▶ **Written task**
Return the whole listing, line for line, without the pictures in it.

▶ **Data rows**
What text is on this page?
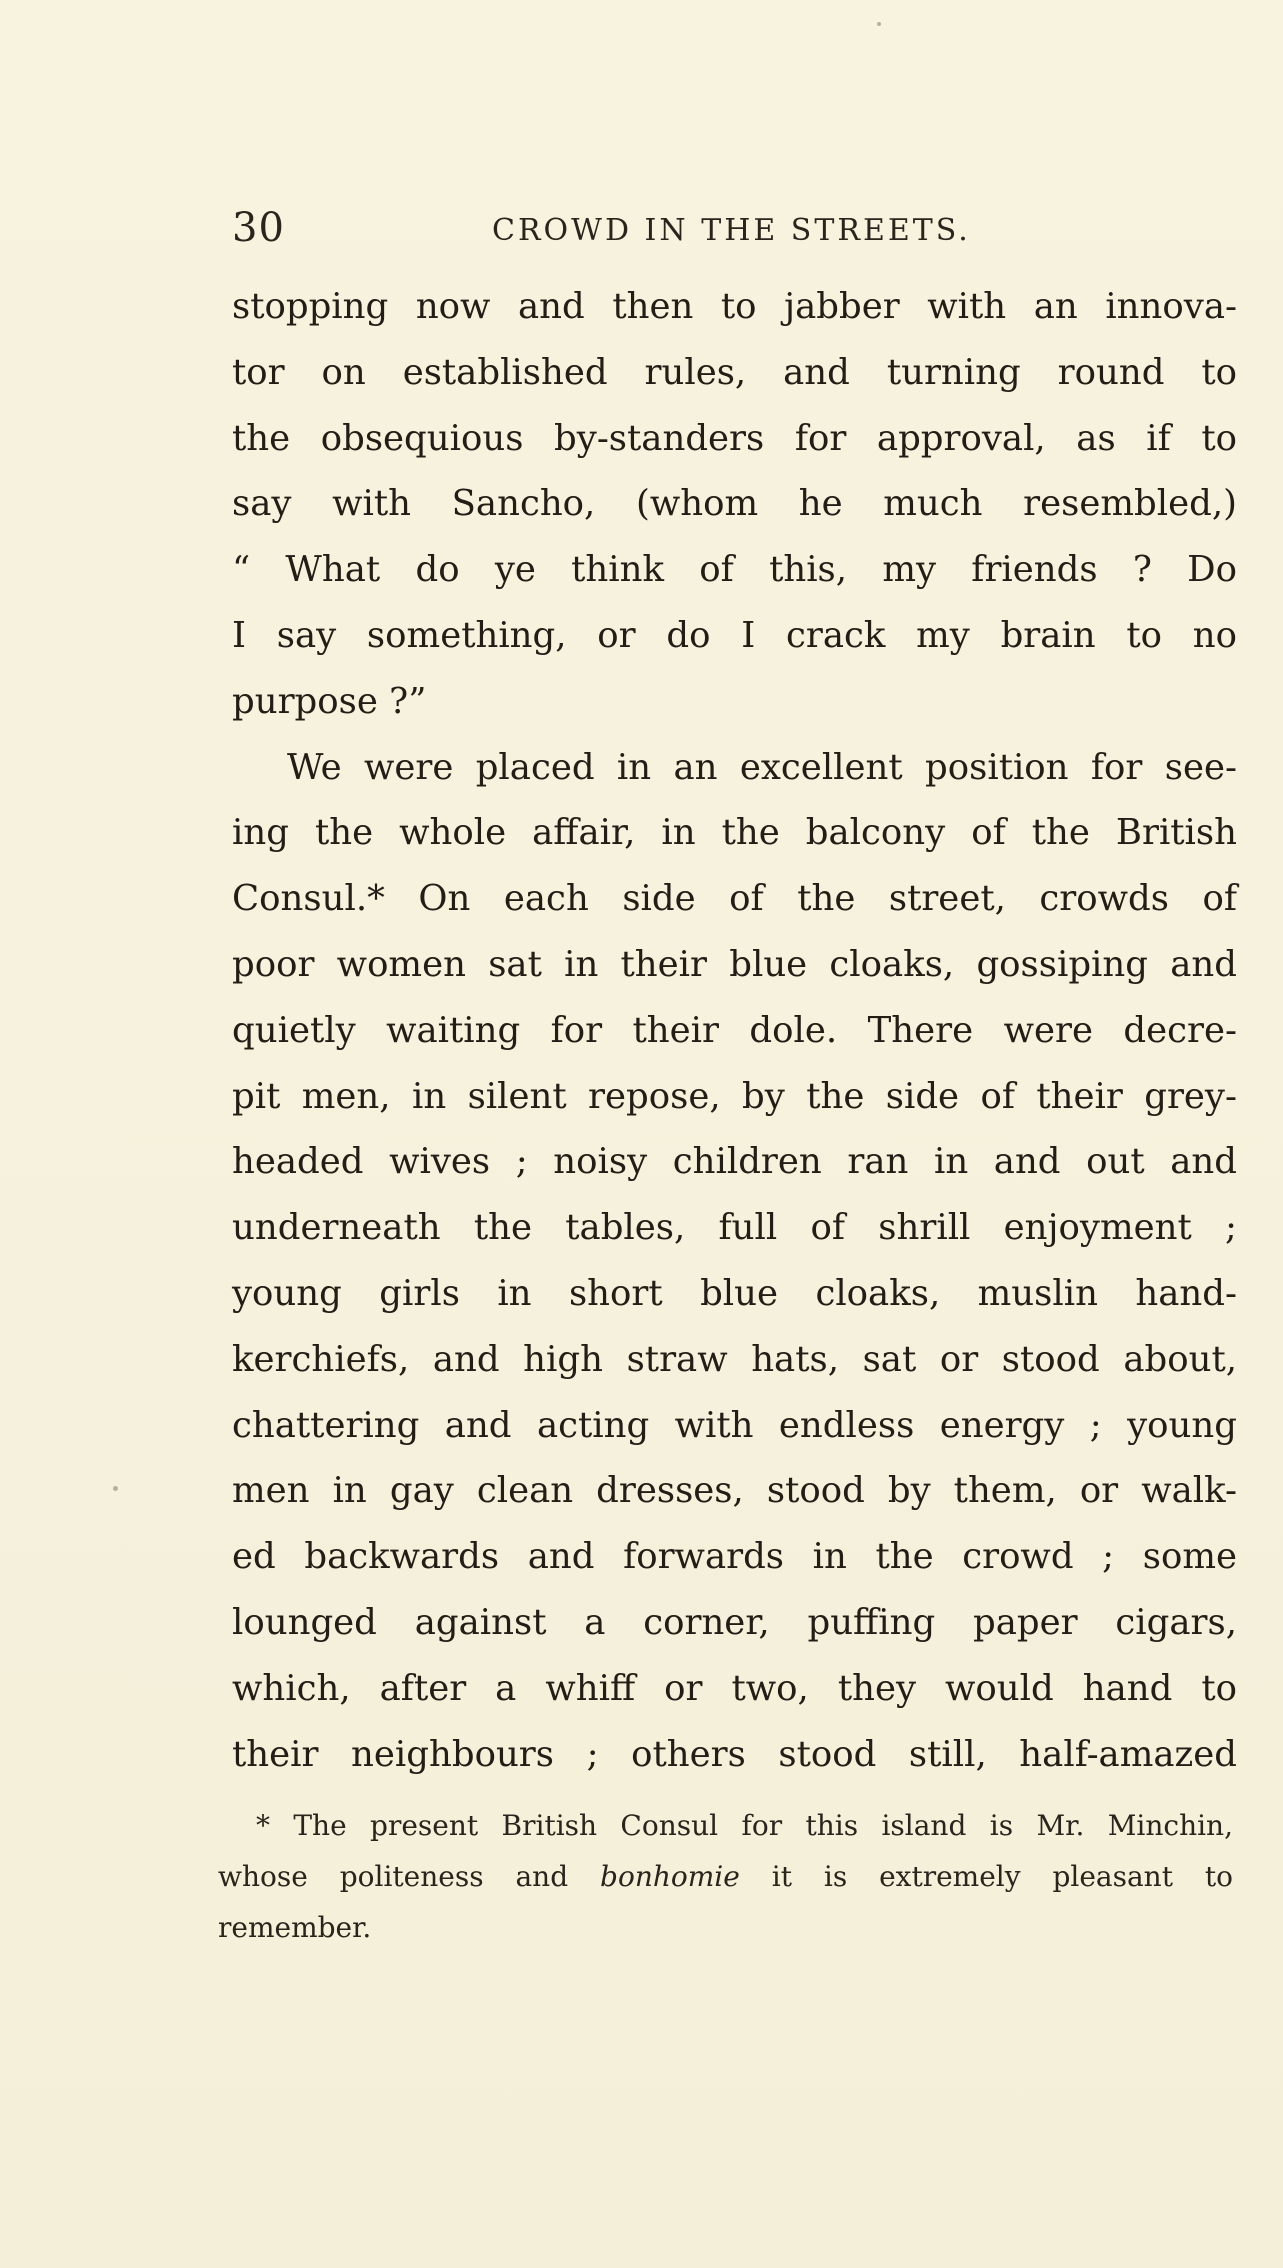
30	CROWD IN THE STREETS.
stopping now and then to jabber with an innova-
tor on established rules, and turning round to
the obsequious by-standers for approval, as if to
say with Sancho, (whom he much resembled,)
“ What do ye think of this, my friends ? Do
I say something, or do I crack my brain to no
purpose ?”
We were placed in an excellent position for see-
ing the whole affair, in the balcony of the British
Consul.* On each side of the street, crowds of
poor women sat in their blue cloaks, gossiping and
quietly waiting for their dole. There were decre-
pit men, in silent repose, by the side of their grey-
headed wives ; noisy children ran in and out and
underneath the tables, full of shrill enjoyment ;
young girls in short blue cloaks, muslin hand-
kerchiefs, and high straw hats, sat or stood about,
chattering and acting with endless energy ; young
men in gay clean dresses, stood by them, or walk-
ed backwards and forwards in the crowd ; some
lounged against a corner, puffing paper cigars,
which, after a whiff or two, they would hand to
their neighbours ; others stood still, half-amazed
* The present British Consul for this island is Mr. Minchin,
whose politeness and bonhomie it is extremely pleasant to
remember.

▶ **Solution for this exercise**
What text is on this page?
30	CROWD IN THE STREETS.
stopping now and then to jabber with an innova-
tor on established rules, and turning round to
the obsequious by-standers for approval, as if to
say with Sancho, (whom he much resembled,)
“ What do ye think of this, my friends ? Do
I say something, or do I crack my brain to no
purpose ?”
We were placed in an excellent position for see-
ing the whole affair, in the balcony of the British
Consul.* On each side of the street, crowds of
poor women sat in their blue cloaks, gossiping and
quietly waiting for their dole. There were decre-
pit men, in silent repose, by the side of their grey-
headed wives ; noisy children ran in and out and
underneath the tables, full of shrill enjoyment ;
young girls in short blue cloaks, muslin hand-
kerchiefs, and high straw hats, sat or stood about,
chattering and acting with endless energy ; young
men in gay clean dresses, stood by them, or walk-
ed backwards and forwards in the crowd ; some
lounged against a corner, puffing paper cigars,
which, after a whiff or two, they would hand to
their neighbours ; others stood still, half-amazed
* The present British Consul for this island is Mr. Minchin,
whose politeness and bonhomie it is extremely pleasant to
remember.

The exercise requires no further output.